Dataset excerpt
---*---

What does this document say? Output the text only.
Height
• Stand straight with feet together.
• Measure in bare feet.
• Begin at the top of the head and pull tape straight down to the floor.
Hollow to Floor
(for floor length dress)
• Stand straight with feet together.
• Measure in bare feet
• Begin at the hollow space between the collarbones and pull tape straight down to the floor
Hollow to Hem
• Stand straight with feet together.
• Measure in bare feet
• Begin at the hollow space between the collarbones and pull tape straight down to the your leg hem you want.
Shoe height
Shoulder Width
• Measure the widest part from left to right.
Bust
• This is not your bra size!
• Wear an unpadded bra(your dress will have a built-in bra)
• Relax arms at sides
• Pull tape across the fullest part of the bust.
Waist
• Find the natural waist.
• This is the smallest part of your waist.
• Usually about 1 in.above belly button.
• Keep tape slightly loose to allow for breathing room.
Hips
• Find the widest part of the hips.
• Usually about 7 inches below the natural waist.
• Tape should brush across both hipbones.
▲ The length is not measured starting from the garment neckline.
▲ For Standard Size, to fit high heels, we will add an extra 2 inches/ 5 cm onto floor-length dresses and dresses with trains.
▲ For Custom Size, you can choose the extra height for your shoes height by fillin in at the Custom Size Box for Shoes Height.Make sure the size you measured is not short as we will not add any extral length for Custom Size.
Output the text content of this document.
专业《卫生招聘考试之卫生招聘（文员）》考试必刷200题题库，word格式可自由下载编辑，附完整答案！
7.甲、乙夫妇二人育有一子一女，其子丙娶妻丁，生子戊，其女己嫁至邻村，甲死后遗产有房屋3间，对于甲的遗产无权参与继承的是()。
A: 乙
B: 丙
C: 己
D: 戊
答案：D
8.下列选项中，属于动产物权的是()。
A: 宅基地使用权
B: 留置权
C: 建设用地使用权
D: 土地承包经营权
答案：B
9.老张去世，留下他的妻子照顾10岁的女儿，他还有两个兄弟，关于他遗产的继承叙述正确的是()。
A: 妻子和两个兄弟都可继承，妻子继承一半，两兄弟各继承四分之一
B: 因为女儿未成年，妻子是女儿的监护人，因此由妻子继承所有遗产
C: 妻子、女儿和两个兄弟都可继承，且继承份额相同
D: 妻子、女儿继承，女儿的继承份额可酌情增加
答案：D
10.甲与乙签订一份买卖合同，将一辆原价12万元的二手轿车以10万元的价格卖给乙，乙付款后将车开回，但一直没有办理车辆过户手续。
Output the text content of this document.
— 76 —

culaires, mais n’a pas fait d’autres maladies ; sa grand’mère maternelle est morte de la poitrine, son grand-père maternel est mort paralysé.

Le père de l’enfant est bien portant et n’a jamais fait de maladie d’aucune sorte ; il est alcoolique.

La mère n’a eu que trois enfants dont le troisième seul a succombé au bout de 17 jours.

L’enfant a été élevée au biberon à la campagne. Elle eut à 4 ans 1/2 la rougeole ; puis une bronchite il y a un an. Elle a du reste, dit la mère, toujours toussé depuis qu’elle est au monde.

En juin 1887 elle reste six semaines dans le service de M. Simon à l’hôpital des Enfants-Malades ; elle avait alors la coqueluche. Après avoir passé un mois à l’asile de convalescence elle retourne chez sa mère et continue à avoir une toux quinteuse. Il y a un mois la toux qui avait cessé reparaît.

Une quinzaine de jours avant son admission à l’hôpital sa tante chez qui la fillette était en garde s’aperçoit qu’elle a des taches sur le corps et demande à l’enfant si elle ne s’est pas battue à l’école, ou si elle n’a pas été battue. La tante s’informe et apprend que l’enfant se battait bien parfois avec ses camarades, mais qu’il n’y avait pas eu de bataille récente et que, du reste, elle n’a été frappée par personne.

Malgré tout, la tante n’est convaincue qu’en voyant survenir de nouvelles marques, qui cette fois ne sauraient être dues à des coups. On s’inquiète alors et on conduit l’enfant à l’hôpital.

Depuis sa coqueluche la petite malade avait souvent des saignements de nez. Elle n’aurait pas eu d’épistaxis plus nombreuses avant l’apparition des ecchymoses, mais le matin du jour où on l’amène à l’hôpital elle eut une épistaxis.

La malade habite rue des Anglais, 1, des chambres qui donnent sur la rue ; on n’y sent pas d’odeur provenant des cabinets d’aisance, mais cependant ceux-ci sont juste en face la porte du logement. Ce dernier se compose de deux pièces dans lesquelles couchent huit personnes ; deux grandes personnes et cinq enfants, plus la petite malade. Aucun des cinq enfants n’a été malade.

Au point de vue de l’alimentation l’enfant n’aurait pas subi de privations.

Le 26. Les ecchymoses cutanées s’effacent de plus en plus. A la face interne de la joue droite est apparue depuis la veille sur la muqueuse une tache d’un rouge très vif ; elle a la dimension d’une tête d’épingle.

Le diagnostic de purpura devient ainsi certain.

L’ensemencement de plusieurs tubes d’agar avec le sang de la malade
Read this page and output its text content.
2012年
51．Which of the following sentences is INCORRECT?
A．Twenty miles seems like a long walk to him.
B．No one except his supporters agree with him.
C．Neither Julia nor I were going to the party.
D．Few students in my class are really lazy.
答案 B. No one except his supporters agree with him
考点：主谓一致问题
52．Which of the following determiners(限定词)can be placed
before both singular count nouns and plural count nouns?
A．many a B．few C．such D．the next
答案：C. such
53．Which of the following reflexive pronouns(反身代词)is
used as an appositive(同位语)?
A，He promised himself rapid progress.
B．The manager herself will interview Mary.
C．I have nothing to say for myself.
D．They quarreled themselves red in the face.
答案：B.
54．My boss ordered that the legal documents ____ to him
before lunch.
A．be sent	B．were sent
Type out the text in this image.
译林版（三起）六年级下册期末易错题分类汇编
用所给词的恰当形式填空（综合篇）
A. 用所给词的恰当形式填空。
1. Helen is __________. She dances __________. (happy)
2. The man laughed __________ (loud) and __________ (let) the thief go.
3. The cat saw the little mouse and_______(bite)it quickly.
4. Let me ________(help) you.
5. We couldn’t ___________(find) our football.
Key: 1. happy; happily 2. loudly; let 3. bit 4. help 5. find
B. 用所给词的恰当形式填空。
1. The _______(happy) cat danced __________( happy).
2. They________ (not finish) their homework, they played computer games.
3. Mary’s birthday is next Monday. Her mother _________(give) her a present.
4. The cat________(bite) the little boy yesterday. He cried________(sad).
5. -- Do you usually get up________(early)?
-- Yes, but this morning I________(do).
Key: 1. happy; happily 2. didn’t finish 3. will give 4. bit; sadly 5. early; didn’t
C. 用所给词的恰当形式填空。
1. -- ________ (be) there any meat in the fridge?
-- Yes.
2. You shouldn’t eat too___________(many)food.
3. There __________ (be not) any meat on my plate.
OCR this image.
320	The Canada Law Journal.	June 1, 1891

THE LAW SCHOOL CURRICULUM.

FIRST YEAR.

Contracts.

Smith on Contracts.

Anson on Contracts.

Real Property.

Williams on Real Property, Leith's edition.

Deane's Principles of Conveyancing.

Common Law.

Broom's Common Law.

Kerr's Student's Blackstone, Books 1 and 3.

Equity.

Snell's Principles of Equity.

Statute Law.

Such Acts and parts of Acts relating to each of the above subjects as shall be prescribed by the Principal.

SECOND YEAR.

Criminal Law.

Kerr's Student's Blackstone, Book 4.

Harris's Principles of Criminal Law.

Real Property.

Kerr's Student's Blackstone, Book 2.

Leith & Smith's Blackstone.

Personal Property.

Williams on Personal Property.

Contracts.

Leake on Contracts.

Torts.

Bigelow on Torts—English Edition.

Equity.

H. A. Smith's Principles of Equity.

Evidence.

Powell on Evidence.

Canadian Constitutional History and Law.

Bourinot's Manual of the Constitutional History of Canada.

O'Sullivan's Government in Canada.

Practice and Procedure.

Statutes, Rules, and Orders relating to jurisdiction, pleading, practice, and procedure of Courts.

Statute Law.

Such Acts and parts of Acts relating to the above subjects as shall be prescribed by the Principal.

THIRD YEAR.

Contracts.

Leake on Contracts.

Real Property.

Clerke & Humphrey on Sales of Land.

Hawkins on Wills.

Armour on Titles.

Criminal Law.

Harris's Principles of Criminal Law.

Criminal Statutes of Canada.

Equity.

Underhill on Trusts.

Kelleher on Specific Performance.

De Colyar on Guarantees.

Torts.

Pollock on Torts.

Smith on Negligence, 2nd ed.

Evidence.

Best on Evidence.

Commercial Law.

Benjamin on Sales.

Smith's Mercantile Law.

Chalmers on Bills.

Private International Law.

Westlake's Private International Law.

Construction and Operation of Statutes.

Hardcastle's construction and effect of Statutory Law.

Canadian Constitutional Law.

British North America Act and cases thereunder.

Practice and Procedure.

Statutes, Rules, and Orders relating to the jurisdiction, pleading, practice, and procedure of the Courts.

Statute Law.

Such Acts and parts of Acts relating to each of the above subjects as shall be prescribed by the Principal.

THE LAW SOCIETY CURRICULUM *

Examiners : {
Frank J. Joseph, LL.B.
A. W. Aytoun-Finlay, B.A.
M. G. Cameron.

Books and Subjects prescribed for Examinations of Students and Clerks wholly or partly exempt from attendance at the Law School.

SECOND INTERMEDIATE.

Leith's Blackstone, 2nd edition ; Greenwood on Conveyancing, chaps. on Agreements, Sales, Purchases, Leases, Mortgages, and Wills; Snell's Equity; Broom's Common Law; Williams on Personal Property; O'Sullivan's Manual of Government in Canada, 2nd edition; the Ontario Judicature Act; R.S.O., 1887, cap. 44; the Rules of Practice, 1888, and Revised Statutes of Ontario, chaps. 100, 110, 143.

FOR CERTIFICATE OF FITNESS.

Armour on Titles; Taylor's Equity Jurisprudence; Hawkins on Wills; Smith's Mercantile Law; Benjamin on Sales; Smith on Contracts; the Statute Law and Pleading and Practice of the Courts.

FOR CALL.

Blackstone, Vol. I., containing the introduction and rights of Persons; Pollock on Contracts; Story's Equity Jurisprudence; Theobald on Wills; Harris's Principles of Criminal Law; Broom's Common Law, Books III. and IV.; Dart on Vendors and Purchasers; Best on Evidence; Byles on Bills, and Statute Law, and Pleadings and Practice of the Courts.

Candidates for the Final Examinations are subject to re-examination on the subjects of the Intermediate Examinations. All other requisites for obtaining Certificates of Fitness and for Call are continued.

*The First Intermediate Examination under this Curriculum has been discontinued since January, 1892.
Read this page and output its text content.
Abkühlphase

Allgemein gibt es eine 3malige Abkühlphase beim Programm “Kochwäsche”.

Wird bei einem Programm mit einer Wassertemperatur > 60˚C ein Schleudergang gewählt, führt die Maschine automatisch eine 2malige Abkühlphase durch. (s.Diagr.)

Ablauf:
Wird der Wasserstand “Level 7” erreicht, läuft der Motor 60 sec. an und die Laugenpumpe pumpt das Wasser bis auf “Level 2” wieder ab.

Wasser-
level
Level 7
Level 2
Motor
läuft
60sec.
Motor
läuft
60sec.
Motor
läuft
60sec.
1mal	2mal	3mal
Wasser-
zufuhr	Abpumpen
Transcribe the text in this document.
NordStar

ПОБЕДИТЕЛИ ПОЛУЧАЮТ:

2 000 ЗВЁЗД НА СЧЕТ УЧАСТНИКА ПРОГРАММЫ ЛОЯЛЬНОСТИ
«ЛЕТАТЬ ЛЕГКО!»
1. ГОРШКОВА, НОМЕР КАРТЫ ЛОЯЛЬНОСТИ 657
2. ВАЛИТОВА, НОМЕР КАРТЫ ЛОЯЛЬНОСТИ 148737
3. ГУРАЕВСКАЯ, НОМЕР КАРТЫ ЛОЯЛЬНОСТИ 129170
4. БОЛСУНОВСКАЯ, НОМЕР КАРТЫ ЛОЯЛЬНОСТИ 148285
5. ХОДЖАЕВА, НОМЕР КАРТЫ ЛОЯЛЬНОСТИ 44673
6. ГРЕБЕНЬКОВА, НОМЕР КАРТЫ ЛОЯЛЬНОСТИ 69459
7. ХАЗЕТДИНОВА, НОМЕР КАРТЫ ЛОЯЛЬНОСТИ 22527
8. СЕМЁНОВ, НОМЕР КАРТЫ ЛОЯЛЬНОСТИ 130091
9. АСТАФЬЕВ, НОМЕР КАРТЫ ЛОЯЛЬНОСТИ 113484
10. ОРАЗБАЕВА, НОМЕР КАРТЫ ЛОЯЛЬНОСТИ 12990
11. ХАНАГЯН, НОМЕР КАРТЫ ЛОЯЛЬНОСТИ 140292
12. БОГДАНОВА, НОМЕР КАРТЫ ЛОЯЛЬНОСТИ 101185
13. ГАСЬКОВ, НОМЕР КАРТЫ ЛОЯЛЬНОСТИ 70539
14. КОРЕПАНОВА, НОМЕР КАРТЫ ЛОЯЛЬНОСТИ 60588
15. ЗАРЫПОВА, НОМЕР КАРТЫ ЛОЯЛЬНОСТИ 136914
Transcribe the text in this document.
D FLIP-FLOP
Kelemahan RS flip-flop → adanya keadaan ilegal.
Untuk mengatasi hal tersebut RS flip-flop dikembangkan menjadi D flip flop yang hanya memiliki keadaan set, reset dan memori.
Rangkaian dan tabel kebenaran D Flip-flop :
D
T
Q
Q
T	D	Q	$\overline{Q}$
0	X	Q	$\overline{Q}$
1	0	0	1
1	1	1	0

---*---

**What to do**
Search the lines for "measured". Copy each line that has it.

**Reply**
▲ The length is not measured starting from the garment neckline.
▲ For Custom Size, you can choose the extra height for your shoes height by fillin in at the Custom Size Box for Shoes Height.Make sure the size you measured is not short as we will not add any extral length for Custom Size.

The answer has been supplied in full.